> **Aim**
Write out every line of the material as it stands, apart from the pictures.

> **Excerpted data**
————

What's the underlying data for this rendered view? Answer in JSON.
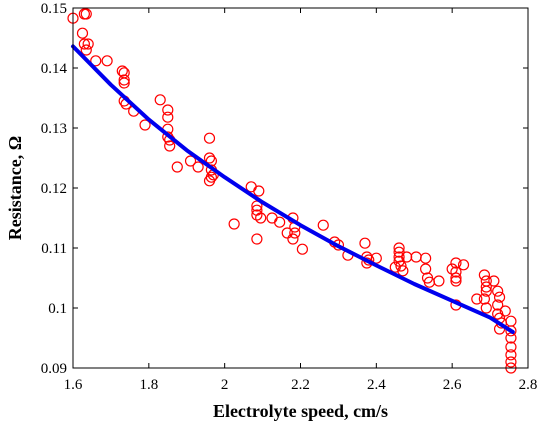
{
  "chart_data": {
    "type": "scatter",
    "xlabel": "Electrolyte speed, cm/s",
    "ylabel": "Resistance, Ω",
    "xlim": [
      1.6,
      2.8
    ],
    "ylim": [
      0.09,
      0.15
    ],
    "x_ticks": [
      "1.6",
      "1.8",
      "2",
      "2.2",
      "2.4",
      "2.6",
      "2.8"
    ],
    "y_ticks": [
      "0.09",
      "0.1",
      "0.11",
      "0.12",
      "0.13",
      "0.14",
      "0.15"
    ],
    "grid": false,
    "legend": "none",
    "series": [
      {
        "kind": "scatter",
        "marker": "open-circle",
        "color": "#ff0000",
        "points": [
          [
            1.6,
            0.1483
          ],
          [
            1.63,
            0.149
          ],
          [
            1.635,
            0.149
          ],
          [
            1.625,
            0.1458
          ],
          [
            1.63,
            0.144
          ],
          [
            1.64,
            0.144
          ],
          [
            1.635,
            0.143
          ],
          [
            1.66,
            0.1412
          ],
          [
            1.69,
            0.1412
          ],
          [
            1.73,
            0.1395
          ],
          [
            1.735,
            0.1392
          ],
          [
            1.735,
            0.138
          ],
          [
            1.735,
            0.1375
          ],
          [
            1.735,
            0.1345
          ],
          [
            1.74,
            0.134
          ],
          [
            1.76,
            0.1328
          ],
          [
            1.79,
            0.1305
          ],
          [
            1.83,
            0.1347
          ],
          [
            1.85,
            0.133
          ],
          [
            1.85,
            0.1318
          ],
          [
            1.85,
            0.1298
          ],
          [
            1.85,
            0.1285
          ],
          [
            1.855,
            0.128
          ],
          [
            1.855,
            0.127
          ],
          [
            1.875,
            0.1235
          ],
          [
            1.91,
            0.1245
          ],
          [
            1.93,
            0.1235
          ],
          [
            1.96,
            0.1283
          ],
          [
            1.96,
            0.125
          ],
          [
            1.965,
            0.1245
          ],
          [
            1.965,
            0.123
          ],
          [
            1.965,
            0.1218
          ],
          [
            1.96,
            0.1212
          ],
          [
            1.97,
            0.1222
          ],
          [
            2.025,
            0.114
          ],
          [
            2.07,
            0.1202
          ],
          [
            2.09,
            0.1195
          ],
          [
            2.085,
            0.117
          ],
          [
            2.085,
            0.1163
          ],
          [
            2.085,
            0.1155
          ],
          [
            2.095,
            0.115
          ],
          [
            2.085,
            0.1115
          ],
          [
            2.125,
            0.115
          ],
          [
            2.145,
            0.1143
          ],
          [
            2.165,
            0.1125
          ],
          [
            2.18,
            0.115
          ],
          [
            2.185,
            0.1135
          ],
          [
            2.185,
            0.1125
          ],
          [
            2.18,
            0.1115
          ],
          [
            2.205,
            0.1098
          ],
          [
            2.26,
            0.1138
          ],
          [
            2.29,
            0.111
          ],
          [
            2.3,
            0.1105
          ],
          [
            2.325,
            0.1088
          ],
          [
            2.37,
            0.1108
          ],
          [
            2.375,
            0.1085
          ],
          [
            2.38,
            0.108
          ],
          [
            2.375,
            0.1075
          ],
          [
            2.4,
            0.1083
          ],
          [
            2.45,
            0.1068
          ],
          [
            2.46,
            0.11
          ],
          [
            2.46,
            0.1093
          ],
          [
            2.46,
            0.1085
          ],
          [
            2.46,
            0.1078
          ],
          [
            2.465,
            0.107
          ],
          [
            2.47,
            0.1062
          ],
          [
            2.48,
            0.1085
          ],
          [
            2.505,
            0.1085
          ],
          [
            2.53,
            0.1083
          ],
          [
            2.53,
            0.1065
          ],
          [
            2.535,
            0.105
          ],
          [
            2.54,
            0.1043
          ],
          [
            2.565,
            0.1045
          ],
          [
            2.6,
            0.1065
          ],
          [
            2.61,
            0.1075
          ],
          [
            2.61,
            0.106
          ],
          [
            2.61,
            0.105
          ],
          [
            2.61,
            0.1045
          ],
          [
            2.61,
            0.1005
          ],
          [
            2.63,
            0.1072
          ],
          [
            2.665,
            0.1015
          ],
          [
            2.685,
            0.1055
          ],
          [
            2.69,
            0.1045
          ],
          [
            2.69,
            0.1035
          ],
          [
            2.69,
            0.1028
          ],
          [
            2.685,
            0.1015
          ],
          [
            2.69,
            0.1
          ],
          [
            2.71,
            0.1045
          ],
          [
            2.72,
            0.1028
          ],
          [
            2.725,
            0.1018
          ],
          [
            2.72,
            0.1005
          ],
          [
            2.72,
            0.099
          ],
          [
            2.725,
            0.0983
          ],
          [
            2.725,
            0.0965
          ],
          [
            2.73,
            0.0975
          ],
          [
            2.74,
            0.0995
          ],
          [
            2.755,
            0.0978
          ],
          [
            2.755,
            0.0962
          ],
          [
            2.755,
            0.095
          ],
          [
            2.755,
            0.0935
          ],
          [
            2.755,
            0.0922
          ],
          [
            2.755,
            0.091
          ],
          [
            2.755,
            0.09
          ]
        ]
      },
      {
        "kind": "line",
        "color": "#0000ee",
        "points": [
          [
            1.6,
            0.1436
          ],
          [
            1.7,
            0.1372
          ],
          [
            1.8,
            0.1314
          ],
          [
            1.9,
            0.1263
          ],
          [
            2.0,
            0.1218
          ],
          [
            2.1,
            0.1176
          ],
          [
            2.2,
            0.1138
          ],
          [
            2.3,
            0.1103
          ],
          [
            2.4,
            0.1071
          ],
          [
            2.5,
            0.104
          ],
          [
            2.6,
            0.1012
          ],
          [
            2.7,
            0.0984
          ],
          [
            2.76,
            0.096
          ]
        ]
      }
    ]
  }
}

————

> **Finished exercise**
What's the underlying data for this rendered view? Answer in JSON.
{
  "chart_data": {
    "type": "scatter",
    "xlabel": "Electrolyte speed, cm/s",
    "ylabel": "Resistance, Ω",
    "xlim": [
      1.6,
      2.8
    ],
    "ylim": [
      0.09,
      0.15
    ],
    "x_ticks": [
      "1.6",
      "1.8",
      "2",
      "2.2",
      "2.4",
      "2.6",
      "2.8"
    ],
    "y_ticks": [
      "0.09",
      "0.1",
      "0.11",
      "0.12",
      "0.13",
      "0.14",
      "0.15"
    ],
    "grid": false,
    "legend": "none",
    "series": [
      {
        "kind": "scatter",
        "marker": "open-circle",
        "color": "#ff0000",
        "points": [
          [
            1.6,
            0.1483
          ],
          [
            1.63,
            0.149
          ],
          [
            1.635,
            0.149
          ],
          [
            1.625,
            0.1458
          ],
          [
            1.63,
            0.144
          ],
          [
            1.64,
            0.144
          ],
          [
            1.635,
            0.143
          ],
          [
            1.66,
            0.1412
          ],
          [
            1.69,
            0.1412
          ],
          [
            1.73,
            0.1395
          ],
          [
            1.735,
            0.1392
          ],
          [
            1.735,
            0.138
          ],
          [
            1.735,
            0.1375
          ],
          [
            1.735,
            0.1345
          ],
          [
            1.74,
            0.134
          ],
          [
            1.76,
            0.1328
          ],
          [
            1.79,
            0.1305
          ],
          [
            1.83,
            0.1347
          ],
          [
            1.85,
            0.133
          ],
          [
            1.85,
            0.1318
          ],
          [
            1.85,
            0.1298
          ],
          [
            1.85,
            0.1285
          ],
          [
            1.855,
            0.128
          ],
          [
            1.855,
            0.127
          ],
          [
            1.875,
            0.1235
          ],
          [
            1.91,
            0.1245
          ],
          [
            1.93,
            0.1235
          ],
          [
            1.96,
            0.1283
          ],
          [
            1.96,
            0.125
          ],
          [
            1.965,
            0.1245
          ],
          [
            1.965,
            0.123
          ],
          [
            1.965,
            0.1218
          ],
          [
            1.96,
            0.1212
          ],
          [
            1.97,
            0.1222
          ],
          [
            2.025,
            0.114
          ],
          [
            2.07,
            0.1202
          ],
          [
            2.09,
            0.1195
          ],
          [
            2.085,
            0.117
          ],
          [
            2.085,
            0.1163
          ],
          [
            2.085,
            0.1155
          ],
          [
            2.095,
            0.115
          ],
          [
            2.085,
            0.1115
          ],
          [
            2.125,
            0.115
          ],
          [
            2.145,
            0.1143
          ],
          [
            2.165,
            0.1125
          ],
          [
            2.18,
            0.115
          ],
          [
            2.185,
            0.1135
          ],
          [
            2.185,
            0.1125
          ],
          [
            2.18,
            0.1115
          ],
          [
            2.205,
            0.1098
          ],
          [
            2.26,
            0.1138
          ],
          [
            2.29,
            0.111
          ],
          [
            2.3,
            0.1105
          ],
          [
            2.325,
            0.1088
          ],
          [
            2.37,
            0.1108
          ],
          [
            2.375,
            0.1085
          ],
          [
            2.38,
            0.108
          ],
          [
            2.375,
            0.1075
          ],
          [
            2.4,
            0.1083
          ],
          [
            2.45,
            0.1068
          ],
          [
            2.46,
            0.11
          ],
          [
            2.46,
            0.1093
          ],
          [
            2.46,
            0.1085
          ],
          [
            2.46,
            0.1078
          ],
          [
            2.465,
            0.107
          ],
          [
            2.47,
            0.1062
          ],
          [
            2.48,
            0.1085
          ],
          [
            2.505,
            0.1085
          ],
          [
            2.53,
            0.1083
          ],
          [
            2.53,
            0.1065
          ],
          [
            2.535,
            0.105
          ],
          [
            2.54,
            0.1043
          ],
          [
            2.565,
            0.1045
          ],
          [
            2.6,
            0.1065
          ],
          [
            2.61,
            0.1075
          ],
          [
            2.61,
            0.106
          ],
          [
            2.61,
            0.105
          ],
          [
            2.61,
            0.1045
          ],
          [
            2.61,
            0.1005
          ],
          [
            2.63,
            0.1072
          ],
          [
            2.665,
            0.1015
          ],
          [
            2.685,
            0.1055
          ],
          [
            2.69,
            0.1045
          ],
          [
            2.69,
            0.1035
          ],
          [
            2.69,
            0.1028
          ],
          [
            2.685,
            0.1015
          ],
          [
            2.69,
            0.1
          ],
          [
            2.71,
            0.1045
          ],
          [
            2.72,
            0.1028
          ],
          [
            2.725,
            0.1018
          ],
          [
            2.72,
            0.1005
          ],
          [
            2.72,
            0.099
          ],
          [
            2.725,
            0.0983
          ],
          [
            2.725,
            0.0965
          ],
          [
            2.73,
            0.0975
          ],
          [
            2.74,
            0.0995
          ],
          [
            2.755,
            0.0978
          ],
          [
            2.755,
            0.0962
          ],
          [
            2.755,
            0.095
          ],
          [
            2.755,
            0.0935
          ],
          [
            2.755,
            0.0922
          ],
          [
            2.755,
            0.091
          ],
          [
            2.755,
            0.09
          ]
        ]
      },
      {
        "kind": "line",
        "color": "#0000ee",
        "points": [
          [
            1.6,
            0.1436
          ],
          [
            1.7,
            0.1372
          ],
          [
            1.8,
            0.1314
          ],
          [
            1.9,
            0.1263
          ],
          [
            2.0,
            0.1218
          ],
          [
            2.1,
            0.1176
          ],
          [
            2.2,
            0.1138
          ],
          [
            2.3,
            0.1103
          ],
          [
            2.4,
            0.1071
          ],
          [
            2.5,
            0.104
          ],
          [
            2.6,
            0.1012
          ],
          [
            2.7,
            0.0984
          ],
          [
            2.76,
            0.096
          ]
        ]
      }
    ]
  }
}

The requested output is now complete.